### MATERIAL FOR THIS TASK

— start —

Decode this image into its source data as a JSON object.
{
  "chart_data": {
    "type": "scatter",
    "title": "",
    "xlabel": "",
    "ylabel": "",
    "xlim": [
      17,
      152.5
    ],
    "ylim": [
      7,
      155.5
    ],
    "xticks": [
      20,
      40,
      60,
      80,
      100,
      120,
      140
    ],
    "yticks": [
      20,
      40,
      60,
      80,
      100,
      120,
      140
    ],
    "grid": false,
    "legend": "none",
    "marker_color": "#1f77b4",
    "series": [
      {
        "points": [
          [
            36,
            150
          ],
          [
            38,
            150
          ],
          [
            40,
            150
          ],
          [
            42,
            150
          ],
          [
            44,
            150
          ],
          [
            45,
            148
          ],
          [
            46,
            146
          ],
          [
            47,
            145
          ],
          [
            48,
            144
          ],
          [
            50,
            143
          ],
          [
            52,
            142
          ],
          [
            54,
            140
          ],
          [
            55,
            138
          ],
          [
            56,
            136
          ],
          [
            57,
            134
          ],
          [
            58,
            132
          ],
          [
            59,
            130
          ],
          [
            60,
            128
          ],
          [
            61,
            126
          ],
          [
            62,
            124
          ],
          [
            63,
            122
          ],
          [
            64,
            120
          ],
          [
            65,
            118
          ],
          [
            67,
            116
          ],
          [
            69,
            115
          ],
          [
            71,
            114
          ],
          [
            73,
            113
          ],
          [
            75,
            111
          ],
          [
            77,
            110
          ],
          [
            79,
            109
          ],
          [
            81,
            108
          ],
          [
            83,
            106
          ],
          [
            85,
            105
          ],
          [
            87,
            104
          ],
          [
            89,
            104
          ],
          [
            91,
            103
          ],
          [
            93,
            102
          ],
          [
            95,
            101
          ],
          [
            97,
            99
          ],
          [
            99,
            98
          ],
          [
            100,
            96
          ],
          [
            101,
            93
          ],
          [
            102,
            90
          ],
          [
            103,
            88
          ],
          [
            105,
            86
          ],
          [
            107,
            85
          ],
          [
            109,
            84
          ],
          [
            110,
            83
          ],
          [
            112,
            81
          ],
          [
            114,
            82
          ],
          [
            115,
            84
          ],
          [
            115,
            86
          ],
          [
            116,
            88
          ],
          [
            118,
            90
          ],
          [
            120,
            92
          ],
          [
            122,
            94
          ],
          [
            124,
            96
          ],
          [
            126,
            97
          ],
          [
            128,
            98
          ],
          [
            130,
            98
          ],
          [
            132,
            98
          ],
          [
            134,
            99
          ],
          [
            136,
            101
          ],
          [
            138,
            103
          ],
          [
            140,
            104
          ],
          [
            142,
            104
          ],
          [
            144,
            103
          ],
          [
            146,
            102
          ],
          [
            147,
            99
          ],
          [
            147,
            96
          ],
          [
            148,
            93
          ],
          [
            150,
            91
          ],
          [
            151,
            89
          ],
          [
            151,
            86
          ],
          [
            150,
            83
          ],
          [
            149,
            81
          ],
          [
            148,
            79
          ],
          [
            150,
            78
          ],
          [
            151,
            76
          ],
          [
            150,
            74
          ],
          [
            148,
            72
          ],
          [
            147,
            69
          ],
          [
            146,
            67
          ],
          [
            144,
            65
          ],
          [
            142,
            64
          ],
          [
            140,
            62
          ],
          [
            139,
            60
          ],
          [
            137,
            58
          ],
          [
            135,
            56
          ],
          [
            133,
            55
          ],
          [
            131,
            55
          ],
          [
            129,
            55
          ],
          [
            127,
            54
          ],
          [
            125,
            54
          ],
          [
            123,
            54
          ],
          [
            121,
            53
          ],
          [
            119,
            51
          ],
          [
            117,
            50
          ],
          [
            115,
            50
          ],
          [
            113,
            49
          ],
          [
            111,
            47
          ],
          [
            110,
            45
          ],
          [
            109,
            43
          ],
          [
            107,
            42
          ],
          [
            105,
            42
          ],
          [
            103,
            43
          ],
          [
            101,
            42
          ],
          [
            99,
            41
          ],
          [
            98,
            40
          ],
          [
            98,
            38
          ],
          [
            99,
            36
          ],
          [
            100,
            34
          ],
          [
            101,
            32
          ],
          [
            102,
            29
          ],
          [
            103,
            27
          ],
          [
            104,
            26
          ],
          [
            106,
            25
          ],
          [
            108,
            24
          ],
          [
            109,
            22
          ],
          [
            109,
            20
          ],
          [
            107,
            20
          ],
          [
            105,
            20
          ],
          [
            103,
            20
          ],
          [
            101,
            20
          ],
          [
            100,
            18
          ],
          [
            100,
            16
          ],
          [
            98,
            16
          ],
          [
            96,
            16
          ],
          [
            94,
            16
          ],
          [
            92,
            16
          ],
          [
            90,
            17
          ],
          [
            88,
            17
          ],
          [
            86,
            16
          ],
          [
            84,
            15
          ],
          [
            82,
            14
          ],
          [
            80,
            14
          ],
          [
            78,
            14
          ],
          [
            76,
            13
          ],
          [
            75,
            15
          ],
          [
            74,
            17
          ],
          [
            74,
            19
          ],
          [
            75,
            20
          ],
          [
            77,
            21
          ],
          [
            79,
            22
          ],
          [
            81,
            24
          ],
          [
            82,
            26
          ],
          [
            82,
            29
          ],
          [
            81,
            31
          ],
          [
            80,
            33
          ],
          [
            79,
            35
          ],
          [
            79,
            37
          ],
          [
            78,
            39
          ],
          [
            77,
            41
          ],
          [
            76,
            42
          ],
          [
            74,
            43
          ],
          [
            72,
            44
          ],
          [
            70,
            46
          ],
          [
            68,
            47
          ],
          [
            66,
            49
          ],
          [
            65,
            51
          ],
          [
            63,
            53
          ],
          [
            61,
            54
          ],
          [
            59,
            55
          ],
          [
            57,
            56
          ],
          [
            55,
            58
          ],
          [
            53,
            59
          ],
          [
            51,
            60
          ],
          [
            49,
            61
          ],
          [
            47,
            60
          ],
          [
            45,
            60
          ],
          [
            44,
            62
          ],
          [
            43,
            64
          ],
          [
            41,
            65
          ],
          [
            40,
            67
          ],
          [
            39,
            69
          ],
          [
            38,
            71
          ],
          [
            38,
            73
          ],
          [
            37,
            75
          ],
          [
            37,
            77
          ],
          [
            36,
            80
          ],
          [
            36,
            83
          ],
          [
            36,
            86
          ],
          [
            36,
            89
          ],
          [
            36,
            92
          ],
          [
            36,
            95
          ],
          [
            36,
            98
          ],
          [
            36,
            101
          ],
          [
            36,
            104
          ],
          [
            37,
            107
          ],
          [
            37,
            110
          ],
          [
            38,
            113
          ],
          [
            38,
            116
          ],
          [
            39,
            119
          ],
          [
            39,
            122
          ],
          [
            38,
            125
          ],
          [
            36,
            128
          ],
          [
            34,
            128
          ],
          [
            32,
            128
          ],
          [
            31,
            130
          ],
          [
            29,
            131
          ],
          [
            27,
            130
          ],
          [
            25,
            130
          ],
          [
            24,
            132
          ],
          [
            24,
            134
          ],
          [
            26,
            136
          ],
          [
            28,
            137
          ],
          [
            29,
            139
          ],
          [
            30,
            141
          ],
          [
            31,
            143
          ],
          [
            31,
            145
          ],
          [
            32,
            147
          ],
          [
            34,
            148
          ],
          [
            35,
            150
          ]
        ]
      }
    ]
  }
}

— end —

### WHAT TO PRODUCE
Each entry above is to be printed again exactly.

### EXERCISE OUTPUT
Decode this image into its source data as a JSON object.
{
  "chart_data": {
    "type": "scatter",
    "title": "",
    "xlabel": "",
    "ylabel": "",
    "xlim": [
      17,
      152.5
    ],
    "ylim": [
      7,
      155.5
    ],
    "xticks": [
      20,
      40,
      60,
      80,
      100,
      120,
      140
    ],
    "yticks": [
      20,
      40,
      60,
      80,
      100,
      120,
      140
    ],
    "grid": false,
    "legend": "none",
    "marker_color": "#1f77b4",
    "series": [
      {
        "points": [
          [
            36,
            150
          ],
          [
            38,
            150
          ],
          [
            40,
            150
          ],
          [
            42,
            150
          ],
          [
            44,
            150
          ],
          [
            45,
            148
          ],
          [
            46,
            146
          ],
          [
            47,
            145
          ],
          [
            48,
            144
          ],
          [
            50,
            143
          ],
          [
            52,
            142
          ],
          [
            54,
            140
          ],
          [
            55,
            138
          ],
          [
            56,
            136
          ],
          [
            57,
            134
          ],
          [
            58,
            132
          ],
          [
            59,
            130
          ],
          [
            60,
            128
          ],
          [
            61,
            126
          ],
          [
            62,
            124
          ],
          [
            63,
            122
          ],
          [
            64,
            120
          ],
          [
            65,
            118
          ],
          [
            67,
            116
          ],
          [
            69,
            115
          ],
          [
            71,
            114
          ],
          [
            73,
            113
          ],
          [
            75,
            111
          ],
          [
            77,
            110
          ],
          [
            79,
            109
          ],
          [
            81,
            108
          ],
          [
            83,
            106
          ],
          [
            85,
            105
          ],
          [
            87,
            104
          ],
          [
            89,
            104
          ],
          [
            91,
            103
          ],
          [
            93,
            102
          ],
          [
            95,
            101
          ],
          [
            97,
            99
          ],
          [
            99,
            98
          ],
          [
            100,
            96
          ],
          [
            101,
            93
          ],
          [
            102,
            90
          ],
          [
            103,
            88
          ],
          [
            105,
            86
          ],
          [
            107,
            85
          ],
          [
            109,
            84
          ],
          [
            110,
            83
          ],
          [
            112,
            81
          ],
          [
            114,
            82
          ],
          [
            115,
            84
          ],
          [
            115,
            86
          ],
          [
            116,
            88
          ],
          [
            118,
            90
          ],
          [
            120,
            92
          ],
          [
            122,
            94
          ],
          [
            124,
            96
          ],
          [
            126,
            97
          ],
          [
            128,
            98
          ],
          [
            130,
            98
          ],
          [
            132,
            98
          ],
          [
            134,
            99
          ],
          [
            136,
            101
          ],
          [
            138,
            103
          ],
          [
            140,
            104
          ],
          [
            142,
            104
          ],
          [
            144,
            103
          ],
          [
            146,
            102
          ],
          [
            147,
            99
          ],
          [
            147,
            96
          ],
          [
            148,
            93
          ],
          [
            150,
            91
          ],
          [
            151,
            89
          ],
          [
            151,
            86
          ],
          [
            150,
            83
          ],
          [
            149,
            81
          ],
          [
            148,
            79
          ],
          [
            150,
            78
          ],
          [
            151,
            76
          ],
          [
            150,
            74
          ],
          [
            148,
            72
          ],
          [
            147,
            69
          ],
          [
            146,
            67
          ],
          [
            144,
            65
          ],
          [
            142,
            64
          ],
          [
            140,
            62
          ],
          [
            139,
            60
          ],
          [
            137,
            58
          ],
          [
            135,
            56
          ],
          [
            133,
            55
          ],
          [
            131,
            55
          ],
          [
            129,
            55
          ],
          [
            127,
            54
          ],
          [
            125,
            54
          ],
          [
            123,
            54
          ],
          [
            121,
            53
          ],
          [
            119,
            51
          ],
          [
            117,
            50
          ],
          [
            115,
            50
          ],
          [
            113,
            49
          ],
          [
            111,
            47
          ],
          [
            110,
            45
          ],
          [
            109,
            43
          ],
          [
            107,
            42
          ],
          [
            105,
            42
          ],
          [
            103,
            43
          ],
          [
            101,
            42
          ],
          [
            99,
            41
          ],
          [
            98,
            40
          ],
          [
            98,
            38
          ],
          [
            99,
            36
          ],
          [
            100,
            34
          ],
          [
            101,
            32
          ],
          [
            102,
            29
          ],
          [
            103,
            27
          ],
          [
            104,
            26
          ],
          [
            106,
            25
          ],
          [
            108,
            24
          ],
          [
            109,
            22
          ],
          [
            109,
            20
          ],
          [
            107,
            20
          ],
          [
            105,
            20
          ],
          [
            103,
            20
          ],
          [
            101,
            20
          ],
          [
            100,
            18
          ],
          [
            100,
            16
          ],
          [
            98,
            16
          ],
          [
            96,
            16
          ],
          [
            94,
            16
          ],
          [
            92,
            16
          ],
          [
            90,
            17
          ],
          [
            88,
            17
          ],
          [
            86,
            16
          ],
          [
            84,
            15
          ],
          [
            82,
            14
          ],
          [
            80,
            14
          ],
          [
            78,
            14
          ],
          [
            76,
            13
          ],
          [
            75,
            15
          ],
          [
            74,
            17
          ],
          [
            74,
            19
          ],
          [
            75,
            20
          ],
          [
            77,
            21
          ],
          [
            79,
            22
          ],
          [
            81,
            24
          ],
          [
            82,
            26
          ],
          [
            82,
            29
          ],
          [
            81,
            31
          ],
          [
            80,
            33
          ],
          [
            79,
            35
          ],
          [
            79,
            37
          ],
          [
            78,
            39
          ],
          [
            77,
            41
          ],
          [
            76,
            42
          ],
          [
            74,
            43
          ],
          [
            72,
            44
          ],
          [
            70,
            46
          ],
          [
            68,
            47
          ],
          [
            66,
            49
          ],
          [
            65,
            51
          ],
          [
            63,
            53
          ],
          [
            61,
            54
          ],
          [
            59,
            55
          ],
          [
            57,
            56
          ],
          [
            55,
            58
          ],
          [
            53,
            59
          ],
          [
            51,
            60
          ],
          [
            49,
            61
          ],
          [
            47,
            60
          ],
          [
            45,
            60
          ],
          [
            44,
            62
          ],
          [
            43,
            64
          ],
          [
            41,
            65
          ],
          [
            40,
            67
          ],
          [
            39,
            69
          ],
          [
            38,
            71
          ],
          [
            38,
            73
          ],
          [
            37,
            75
          ],
          [
            37,
            77
          ],
          [
            36,
            80
          ],
          [
            36,
            83
          ],
          [
            36,
            86
          ],
          [
            36,
            89
          ],
          [
            36,
            92
          ],
          [
            36,
            95
          ],
          [
            36,
            98
          ],
          [
            36,
            101
          ],
          [
            36,
            104
          ],
          [
            37,
            107
          ],
          [
            37,
            110
          ],
          [
            38,
            113
          ],
          [
            38,
            116
          ],
          [
            39,
            119
          ],
          [
            39,
            122
          ],
          [
            38,
            125
          ],
          [
            36,
            128
          ],
          [
            34,
            128
          ],
          [
            32,
            128
          ],
          [
            31,
            130
          ],
          [
            29,
            131
          ],
          [
            27,
            130
          ],
          [
            25,
            130
          ],
          [
            24,
            132
          ],
          [
            24,
            134
          ],
          [
            26,
            136
          ],
          [
            28,
            137
          ],
          [
            29,
            139
          ],
          [
            30,
            141
          ],
          [
            31,
            143
          ],
          [
            31,
            145
          ],
          [
            32,
            147
          ],
          [
            34,
            148
          ],
          [
            35,
            150
          ]
        ]
      }
    ]
  }
}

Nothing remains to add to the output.